● Problem to work on:
Convert the items into a JSON list of strings with one string per line, leaving out blank lines. Begin at the first line of the items and stop after the line that contains "148, 72, 157]".

──────── The data

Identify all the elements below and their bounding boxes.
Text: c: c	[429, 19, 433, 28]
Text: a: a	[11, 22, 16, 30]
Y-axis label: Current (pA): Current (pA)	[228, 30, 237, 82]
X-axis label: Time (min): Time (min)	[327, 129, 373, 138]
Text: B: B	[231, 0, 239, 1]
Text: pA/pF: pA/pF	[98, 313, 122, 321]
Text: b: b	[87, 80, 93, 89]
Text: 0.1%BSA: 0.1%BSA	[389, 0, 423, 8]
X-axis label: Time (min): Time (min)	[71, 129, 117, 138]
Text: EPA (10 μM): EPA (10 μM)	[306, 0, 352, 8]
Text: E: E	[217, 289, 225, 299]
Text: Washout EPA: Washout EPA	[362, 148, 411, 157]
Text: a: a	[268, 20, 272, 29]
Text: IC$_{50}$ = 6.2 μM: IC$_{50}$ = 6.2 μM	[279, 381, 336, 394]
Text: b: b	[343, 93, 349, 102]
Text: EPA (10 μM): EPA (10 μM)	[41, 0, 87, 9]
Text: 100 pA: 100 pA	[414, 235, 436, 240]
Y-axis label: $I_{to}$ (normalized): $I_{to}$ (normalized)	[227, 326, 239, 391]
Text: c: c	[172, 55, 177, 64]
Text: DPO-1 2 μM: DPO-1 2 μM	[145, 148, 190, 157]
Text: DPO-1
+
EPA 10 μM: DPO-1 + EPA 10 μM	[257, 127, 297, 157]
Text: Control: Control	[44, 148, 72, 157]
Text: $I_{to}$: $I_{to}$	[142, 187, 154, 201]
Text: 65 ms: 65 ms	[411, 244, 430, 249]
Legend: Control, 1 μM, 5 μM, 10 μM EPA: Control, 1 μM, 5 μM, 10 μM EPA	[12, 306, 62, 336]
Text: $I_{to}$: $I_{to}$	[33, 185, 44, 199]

────────────────

● Solution below:
[
  "Identify all the elements below and their bounding boxes.",
  "Text: c: c\t[429, 19, 433, 28]",
  "Text: a: a\t[11, 22, 16, 30]",
  "Y-axis label: Current (pA): Current (pA)\t[228, 30, 237, 82]",
  "X-axis label: Time (min): Time (min)\t[327, 129, 373, 138]",
  "Text: B: B\t[231, 0, 239, 1]",
  "Text: pA/pF: pA/pF\t[98, 313, 122, 321]",
  "Text: b: b\t[87, 80, 93, 89]",
  "Text: 0.1%BSA: 0.1%BSA\t[389, 0, 423, 8]",
  "X-axis label: Time (min): Time (min)\t[71, 129, 117, 138]",
  "Text: EPA (10 μM): EPA (10 μM)\t[306, 0, 352, 8]",
  "Text: E: E\t[217, 289, 225, 299]",
  "Text: Washout EPA: Washout EPA\t[362, 148, 411, 157]",
  "Text: a: a\t[268, 20, 272, 29]",
  "Text: IC$_{50}$ = 6.2 μM: IC$_{50}$ = 6.2 μM\t[279, 381, 336, 394]",
  "Text: b: b\t[343, 93, 349, 102]",
  "Text: EPA (10 μM): EPA (10 μM)\t[41, 0, 87, 9]",
  "Text: 100 pA: 100 pA\t[414, 235, 436, 240]",
  "Y-axis label: $I_{to}$ (normalized): $I_{to}$ (normalized)\t[227, 326, 239, 391]",
  "Text: c: c\t[172, 55, 177, 64]",
  "Text: DPO-1 2 μM: DPO-1 2 μM\t[145, 148, 190, 157]",
  "Text: DPO-1",
  "+",
  "EPA 10 μM: DPO-1 + EPA 10 μM\t[257, 127, 297, 157]",
  "Text: Control: Control\t[44, 148, 72, 157]"
]